Task goal:
Check every line below for the word "data" and show those that hold it.

┄┄┄┄┄┄┄┄┄┄┄┄┄┄┄┄┄┄┄┄

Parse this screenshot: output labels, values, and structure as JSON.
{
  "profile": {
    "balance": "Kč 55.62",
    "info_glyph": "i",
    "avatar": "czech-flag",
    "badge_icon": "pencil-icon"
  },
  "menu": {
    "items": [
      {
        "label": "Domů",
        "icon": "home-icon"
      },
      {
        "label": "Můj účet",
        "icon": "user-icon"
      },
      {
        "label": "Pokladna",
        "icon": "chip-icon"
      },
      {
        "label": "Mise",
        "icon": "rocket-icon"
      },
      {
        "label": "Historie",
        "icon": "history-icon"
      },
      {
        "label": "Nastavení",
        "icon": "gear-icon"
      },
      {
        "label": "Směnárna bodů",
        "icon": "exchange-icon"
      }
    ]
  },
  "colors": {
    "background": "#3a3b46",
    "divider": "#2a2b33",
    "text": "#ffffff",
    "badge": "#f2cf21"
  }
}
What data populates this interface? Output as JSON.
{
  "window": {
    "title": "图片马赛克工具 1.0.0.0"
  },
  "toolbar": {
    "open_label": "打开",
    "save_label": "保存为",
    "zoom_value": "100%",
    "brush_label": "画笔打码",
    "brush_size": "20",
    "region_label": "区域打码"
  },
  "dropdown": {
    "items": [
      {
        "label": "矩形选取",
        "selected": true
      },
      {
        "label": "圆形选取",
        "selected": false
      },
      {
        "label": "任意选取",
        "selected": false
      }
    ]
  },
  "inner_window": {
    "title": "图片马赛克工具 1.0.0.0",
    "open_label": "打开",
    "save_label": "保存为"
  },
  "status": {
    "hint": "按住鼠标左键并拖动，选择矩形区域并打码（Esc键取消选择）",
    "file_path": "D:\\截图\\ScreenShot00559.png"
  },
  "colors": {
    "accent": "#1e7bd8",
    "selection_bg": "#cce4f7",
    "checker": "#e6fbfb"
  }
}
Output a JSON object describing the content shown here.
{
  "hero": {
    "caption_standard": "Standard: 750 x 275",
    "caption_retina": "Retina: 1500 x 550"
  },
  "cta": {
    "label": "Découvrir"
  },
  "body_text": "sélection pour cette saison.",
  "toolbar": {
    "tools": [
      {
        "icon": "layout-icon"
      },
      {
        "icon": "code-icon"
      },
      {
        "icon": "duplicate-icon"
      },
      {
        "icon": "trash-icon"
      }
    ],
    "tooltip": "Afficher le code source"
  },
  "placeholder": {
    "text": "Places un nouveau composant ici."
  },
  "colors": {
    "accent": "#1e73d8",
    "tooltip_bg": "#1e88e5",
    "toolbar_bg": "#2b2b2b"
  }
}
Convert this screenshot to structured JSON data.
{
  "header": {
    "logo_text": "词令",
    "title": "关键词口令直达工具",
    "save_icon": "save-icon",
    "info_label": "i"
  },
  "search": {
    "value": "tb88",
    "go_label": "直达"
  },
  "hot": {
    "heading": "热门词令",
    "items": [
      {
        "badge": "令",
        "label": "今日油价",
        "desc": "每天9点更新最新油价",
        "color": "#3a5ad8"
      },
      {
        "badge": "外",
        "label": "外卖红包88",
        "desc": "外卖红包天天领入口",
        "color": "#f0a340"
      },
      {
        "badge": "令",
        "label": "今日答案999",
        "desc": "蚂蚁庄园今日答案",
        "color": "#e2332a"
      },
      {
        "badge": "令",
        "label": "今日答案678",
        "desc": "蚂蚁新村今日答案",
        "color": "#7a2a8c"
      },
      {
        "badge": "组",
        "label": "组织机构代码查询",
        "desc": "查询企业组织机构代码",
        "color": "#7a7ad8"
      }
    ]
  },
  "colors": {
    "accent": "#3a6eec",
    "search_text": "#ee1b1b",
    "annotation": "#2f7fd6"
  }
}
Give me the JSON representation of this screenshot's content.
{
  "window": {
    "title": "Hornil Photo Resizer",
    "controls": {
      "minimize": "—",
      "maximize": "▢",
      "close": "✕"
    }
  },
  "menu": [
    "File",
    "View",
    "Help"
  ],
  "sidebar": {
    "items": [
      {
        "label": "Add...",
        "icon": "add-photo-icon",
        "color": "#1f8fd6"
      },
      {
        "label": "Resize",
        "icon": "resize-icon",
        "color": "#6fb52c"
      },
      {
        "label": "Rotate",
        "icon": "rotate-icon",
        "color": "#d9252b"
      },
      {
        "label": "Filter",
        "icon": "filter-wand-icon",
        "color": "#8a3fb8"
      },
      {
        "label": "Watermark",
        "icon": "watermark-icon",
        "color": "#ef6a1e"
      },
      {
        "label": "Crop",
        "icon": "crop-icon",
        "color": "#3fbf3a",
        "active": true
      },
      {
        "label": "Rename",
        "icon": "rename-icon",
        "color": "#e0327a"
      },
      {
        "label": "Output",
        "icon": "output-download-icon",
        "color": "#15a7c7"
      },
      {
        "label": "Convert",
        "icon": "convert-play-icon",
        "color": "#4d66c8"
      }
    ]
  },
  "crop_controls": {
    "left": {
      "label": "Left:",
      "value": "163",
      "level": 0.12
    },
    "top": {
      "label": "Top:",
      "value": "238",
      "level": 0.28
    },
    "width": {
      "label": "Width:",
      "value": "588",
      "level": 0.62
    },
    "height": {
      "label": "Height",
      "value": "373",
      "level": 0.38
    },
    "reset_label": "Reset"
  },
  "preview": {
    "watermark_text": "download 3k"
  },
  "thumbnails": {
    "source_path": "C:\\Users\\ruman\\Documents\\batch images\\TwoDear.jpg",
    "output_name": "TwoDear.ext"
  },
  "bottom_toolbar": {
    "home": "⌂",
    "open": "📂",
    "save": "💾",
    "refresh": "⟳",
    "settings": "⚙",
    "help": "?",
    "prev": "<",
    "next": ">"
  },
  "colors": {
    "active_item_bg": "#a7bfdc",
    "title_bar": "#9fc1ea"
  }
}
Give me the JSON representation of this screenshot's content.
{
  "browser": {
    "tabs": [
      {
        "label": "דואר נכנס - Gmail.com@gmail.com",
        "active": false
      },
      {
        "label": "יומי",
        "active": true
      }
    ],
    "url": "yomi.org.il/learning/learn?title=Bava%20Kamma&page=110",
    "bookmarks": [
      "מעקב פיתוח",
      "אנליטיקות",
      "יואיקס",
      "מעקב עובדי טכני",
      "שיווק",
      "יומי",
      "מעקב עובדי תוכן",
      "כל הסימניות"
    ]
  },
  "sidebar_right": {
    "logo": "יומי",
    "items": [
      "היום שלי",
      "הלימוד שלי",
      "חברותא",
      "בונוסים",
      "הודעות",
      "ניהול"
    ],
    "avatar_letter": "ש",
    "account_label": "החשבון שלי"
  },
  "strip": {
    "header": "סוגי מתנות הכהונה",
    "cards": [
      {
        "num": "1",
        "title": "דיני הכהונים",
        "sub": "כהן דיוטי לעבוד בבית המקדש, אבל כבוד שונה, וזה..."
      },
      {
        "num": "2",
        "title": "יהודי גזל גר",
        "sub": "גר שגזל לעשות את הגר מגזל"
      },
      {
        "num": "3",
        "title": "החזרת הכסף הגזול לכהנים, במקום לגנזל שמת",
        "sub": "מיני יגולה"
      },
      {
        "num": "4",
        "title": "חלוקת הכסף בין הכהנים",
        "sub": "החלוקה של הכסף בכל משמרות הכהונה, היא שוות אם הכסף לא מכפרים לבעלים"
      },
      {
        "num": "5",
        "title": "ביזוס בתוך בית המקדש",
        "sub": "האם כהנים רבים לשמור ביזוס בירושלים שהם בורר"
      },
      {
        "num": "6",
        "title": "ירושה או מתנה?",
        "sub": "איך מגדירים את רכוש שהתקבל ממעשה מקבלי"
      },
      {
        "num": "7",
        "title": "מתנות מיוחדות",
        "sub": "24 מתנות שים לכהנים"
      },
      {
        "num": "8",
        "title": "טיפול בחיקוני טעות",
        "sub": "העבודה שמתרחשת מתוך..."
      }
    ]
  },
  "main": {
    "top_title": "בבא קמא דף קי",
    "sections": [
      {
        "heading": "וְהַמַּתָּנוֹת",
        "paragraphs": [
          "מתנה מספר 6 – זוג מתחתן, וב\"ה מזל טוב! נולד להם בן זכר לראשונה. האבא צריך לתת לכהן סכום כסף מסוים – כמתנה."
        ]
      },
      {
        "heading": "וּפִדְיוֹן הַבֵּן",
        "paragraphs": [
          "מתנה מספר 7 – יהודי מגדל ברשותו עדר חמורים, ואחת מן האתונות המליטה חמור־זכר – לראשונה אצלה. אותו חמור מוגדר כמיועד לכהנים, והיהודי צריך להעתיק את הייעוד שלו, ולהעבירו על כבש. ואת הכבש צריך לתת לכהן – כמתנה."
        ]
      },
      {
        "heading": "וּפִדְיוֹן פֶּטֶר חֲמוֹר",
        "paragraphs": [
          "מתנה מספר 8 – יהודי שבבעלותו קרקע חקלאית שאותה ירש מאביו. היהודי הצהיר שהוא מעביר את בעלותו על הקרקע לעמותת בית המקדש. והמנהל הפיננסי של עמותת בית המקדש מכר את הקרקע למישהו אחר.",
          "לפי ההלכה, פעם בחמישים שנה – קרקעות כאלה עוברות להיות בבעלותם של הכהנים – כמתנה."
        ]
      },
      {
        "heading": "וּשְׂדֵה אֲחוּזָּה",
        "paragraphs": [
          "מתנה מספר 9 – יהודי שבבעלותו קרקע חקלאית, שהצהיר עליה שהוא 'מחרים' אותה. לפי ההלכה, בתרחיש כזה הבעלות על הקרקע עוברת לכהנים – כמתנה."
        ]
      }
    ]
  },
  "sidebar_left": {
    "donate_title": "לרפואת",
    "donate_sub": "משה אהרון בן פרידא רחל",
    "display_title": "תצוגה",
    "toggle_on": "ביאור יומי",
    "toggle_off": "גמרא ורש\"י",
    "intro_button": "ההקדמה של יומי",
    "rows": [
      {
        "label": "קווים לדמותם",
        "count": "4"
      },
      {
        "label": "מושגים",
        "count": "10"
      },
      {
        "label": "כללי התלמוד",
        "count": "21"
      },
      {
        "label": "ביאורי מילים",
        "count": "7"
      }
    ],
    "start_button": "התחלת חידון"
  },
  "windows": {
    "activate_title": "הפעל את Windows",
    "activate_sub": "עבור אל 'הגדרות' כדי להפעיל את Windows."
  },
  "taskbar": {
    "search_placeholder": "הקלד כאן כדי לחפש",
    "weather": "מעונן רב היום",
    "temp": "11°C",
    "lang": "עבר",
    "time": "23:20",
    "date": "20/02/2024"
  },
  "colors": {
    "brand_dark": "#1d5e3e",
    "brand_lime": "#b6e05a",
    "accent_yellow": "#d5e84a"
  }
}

┄┄┄┄┄┄┄┄┄┄┄┄┄┄┄┄┄┄┄┄

Expected output:
What data populates this interface? Output as JSON.
Convert this screenshot to structured JSON data.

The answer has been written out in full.